Task objective —
Repeat the whole of the data, keeping every detail the same.

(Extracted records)
++++++++++
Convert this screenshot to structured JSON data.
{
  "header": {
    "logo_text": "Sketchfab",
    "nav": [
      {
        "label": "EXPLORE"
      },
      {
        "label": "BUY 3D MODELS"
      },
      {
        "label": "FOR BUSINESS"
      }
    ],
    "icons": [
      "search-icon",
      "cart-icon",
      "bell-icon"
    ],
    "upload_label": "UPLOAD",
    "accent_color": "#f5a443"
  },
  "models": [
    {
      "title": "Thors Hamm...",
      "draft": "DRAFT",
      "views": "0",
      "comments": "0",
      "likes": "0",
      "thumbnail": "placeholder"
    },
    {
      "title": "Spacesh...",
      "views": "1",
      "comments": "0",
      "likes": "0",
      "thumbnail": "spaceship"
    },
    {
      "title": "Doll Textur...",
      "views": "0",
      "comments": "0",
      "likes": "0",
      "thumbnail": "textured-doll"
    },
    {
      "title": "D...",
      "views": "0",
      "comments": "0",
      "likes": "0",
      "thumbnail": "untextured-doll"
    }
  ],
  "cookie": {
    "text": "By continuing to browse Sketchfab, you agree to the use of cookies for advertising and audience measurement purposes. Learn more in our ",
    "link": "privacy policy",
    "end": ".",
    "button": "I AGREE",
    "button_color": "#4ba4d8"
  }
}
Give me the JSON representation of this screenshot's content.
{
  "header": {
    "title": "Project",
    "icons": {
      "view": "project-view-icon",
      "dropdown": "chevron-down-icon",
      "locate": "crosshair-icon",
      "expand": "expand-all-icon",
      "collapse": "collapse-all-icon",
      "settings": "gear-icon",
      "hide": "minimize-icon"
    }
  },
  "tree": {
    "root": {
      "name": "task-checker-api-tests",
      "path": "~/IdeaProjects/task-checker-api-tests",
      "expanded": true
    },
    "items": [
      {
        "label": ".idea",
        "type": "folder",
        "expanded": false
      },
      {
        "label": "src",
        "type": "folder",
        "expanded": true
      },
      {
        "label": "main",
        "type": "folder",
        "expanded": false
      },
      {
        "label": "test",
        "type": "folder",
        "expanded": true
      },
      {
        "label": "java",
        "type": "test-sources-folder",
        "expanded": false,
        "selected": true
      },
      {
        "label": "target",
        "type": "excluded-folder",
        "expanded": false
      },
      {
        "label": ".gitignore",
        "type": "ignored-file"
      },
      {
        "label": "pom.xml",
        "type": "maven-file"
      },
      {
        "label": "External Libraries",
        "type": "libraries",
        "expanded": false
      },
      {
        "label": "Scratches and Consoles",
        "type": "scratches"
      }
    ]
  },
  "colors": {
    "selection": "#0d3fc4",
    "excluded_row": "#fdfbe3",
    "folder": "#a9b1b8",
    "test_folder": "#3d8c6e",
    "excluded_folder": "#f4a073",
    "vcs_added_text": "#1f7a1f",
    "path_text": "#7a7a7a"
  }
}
++++++++++
Task solution —
Convert this screenshot to structured JSON data.
{
  "header": {
    "logo_text": "Sketchfab",
    "nav": [
      {
        "label": "EXPLORE"
      },
      {
        "label": "BUY 3D MODELS"
      },
      {
        "label": "FOR BUSINESS"
      }
    ],
    "icons": [
      "search-icon",
      "cart-icon",
      "bell-icon"
    ],
    "upload_label": "UPLOAD",
    "accent_color": "#f5a443"
  },
  "models": [
    {
      "title": "Thors Hamm...",
      "draft": "DRAFT",
      "views": "0",
      "comments": "0",
      "likes": "0",
      "thumbnail": "placeholder"
    },
    {
      "title": "Spacesh...",
      "views": "1",
      "comments": "0",
      "likes": "0",
      "thumbnail": "spaceship"
    },
    {
      "title": "Doll Textur...",
      "views": "0",
      "comments": "0",
      "likes": "0",
      "thumbnail": "textured-doll"
    },
    {
      "title": "D...",
      "views": "0",
      "comments": "0",
      "likes": "0",
      "thumbnail": "untextured-doll"
    }
  ],
  "cookie": {
    "text": "By continuing to browse Sketchfab, you agree to the use of cookies for advertising and audience measurement purposes. Learn more in our ",
    "link": "privacy policy",
    "end": ".",
    "button": "I AGREE",
    "button_color": "#4ba4d8"
  }
}
Give me the JSON representation of this screenshot's content.
{
  "header": {
    "title": "Project",
    "icons": {
      "view": "project-view-icon",
      "dropdown": "chevron-down-icon",
      "locate": "crosshair-icon",
      "expand": "expand-all-icon",
      "collapse": "collapse-all-icon",
      "settings": "gear-icon",
      "hide": "minimize-icon"
    }
  },
  "tree": {
    "root": {
      "name": "task-checker-api-tests",
      "path": "~/IdeaProjects/task-checker-api-tests",
      "expanded": true
    },
    "items": [
      {
        "label": ".idea",
        "type": "folder",
        "expanded": false
      },
      {
        "label": "src",
        "type": "folder",
        "expanded": true
      },
      {
        "label": "main",
        "type": "folder",
        "expanded": false
      },
      {
        "label": "test",
        "type": "folder",
        "expanded": true
      },
      {
        "label": "java",
        "type": "test-sources-folder",
        "expanded": false,
        "selected": true
      },
      {
        "label": "target",
        "type": "excluded-folder",
        "expanded": false
      },
      {
        "label": ".gitignore",
        "type": "ignored-file"
      },
      {
        "label": "pom.xml",
        "type": "maven-file"
      },
      {
        "label": "External Libraries",
        "type": "libraries",
        "expanded": false
      },
      {
        "label": "Scratches and Consoles",
        "type": "scratches"
      }
    ]
  },
  "colors": {
    "selection": "#0d3fc4",
    "excluded_row": "#fdfbe3",
    "folder": "#a9b1b8",
    "test_folder": "#3d8c6e",
    "excluded_folder": "#f4a073",
    "vcs_added_text": "#1f7a1f",
    "path_text": "#7a7a7a"
  }
}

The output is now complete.